(Data excerpts)
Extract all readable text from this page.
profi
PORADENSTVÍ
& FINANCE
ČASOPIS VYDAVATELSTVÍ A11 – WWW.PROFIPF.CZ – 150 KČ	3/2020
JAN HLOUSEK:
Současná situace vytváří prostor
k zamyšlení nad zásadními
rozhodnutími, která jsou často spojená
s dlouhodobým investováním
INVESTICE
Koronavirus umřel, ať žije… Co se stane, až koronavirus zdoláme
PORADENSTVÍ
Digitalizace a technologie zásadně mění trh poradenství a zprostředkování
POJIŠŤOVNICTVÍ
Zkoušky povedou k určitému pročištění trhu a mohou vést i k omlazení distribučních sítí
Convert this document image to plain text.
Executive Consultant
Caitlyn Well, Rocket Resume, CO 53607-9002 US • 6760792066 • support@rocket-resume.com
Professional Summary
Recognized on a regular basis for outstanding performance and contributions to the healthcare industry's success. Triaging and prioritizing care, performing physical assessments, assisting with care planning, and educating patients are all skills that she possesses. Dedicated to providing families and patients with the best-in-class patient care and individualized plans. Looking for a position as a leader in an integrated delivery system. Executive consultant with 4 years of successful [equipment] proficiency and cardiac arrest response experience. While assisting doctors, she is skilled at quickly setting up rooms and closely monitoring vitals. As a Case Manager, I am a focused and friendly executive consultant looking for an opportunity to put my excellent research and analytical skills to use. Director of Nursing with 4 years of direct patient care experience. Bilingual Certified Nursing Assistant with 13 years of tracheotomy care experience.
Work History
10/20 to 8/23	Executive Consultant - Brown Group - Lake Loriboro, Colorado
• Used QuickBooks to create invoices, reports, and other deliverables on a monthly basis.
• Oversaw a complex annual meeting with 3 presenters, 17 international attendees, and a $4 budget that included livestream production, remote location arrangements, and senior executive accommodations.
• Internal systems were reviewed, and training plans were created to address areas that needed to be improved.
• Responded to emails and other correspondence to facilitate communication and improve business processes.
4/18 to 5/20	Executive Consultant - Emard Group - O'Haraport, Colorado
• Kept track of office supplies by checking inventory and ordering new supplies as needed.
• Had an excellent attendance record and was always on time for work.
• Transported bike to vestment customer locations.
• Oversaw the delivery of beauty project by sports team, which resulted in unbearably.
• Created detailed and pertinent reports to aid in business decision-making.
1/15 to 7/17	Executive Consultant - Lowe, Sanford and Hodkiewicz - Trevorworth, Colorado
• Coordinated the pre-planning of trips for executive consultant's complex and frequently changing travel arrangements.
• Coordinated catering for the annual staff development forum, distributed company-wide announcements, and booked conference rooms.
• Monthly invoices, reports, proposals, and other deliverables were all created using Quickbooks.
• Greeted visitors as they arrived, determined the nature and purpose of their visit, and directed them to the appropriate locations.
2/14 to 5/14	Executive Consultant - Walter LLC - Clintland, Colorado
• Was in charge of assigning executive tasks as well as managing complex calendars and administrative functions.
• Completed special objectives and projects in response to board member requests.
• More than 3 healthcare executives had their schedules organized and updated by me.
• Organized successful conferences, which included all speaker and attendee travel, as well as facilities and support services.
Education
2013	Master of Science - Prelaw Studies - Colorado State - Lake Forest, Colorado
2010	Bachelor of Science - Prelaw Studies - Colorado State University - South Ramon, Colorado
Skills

--- EXERCISE DETAILS ---
Which lines above carry the string "this"? Copy those lines.

--- REPLY TO THE EXERCISE ---
Extract all readable text from this page.
Convert this document image to plain text.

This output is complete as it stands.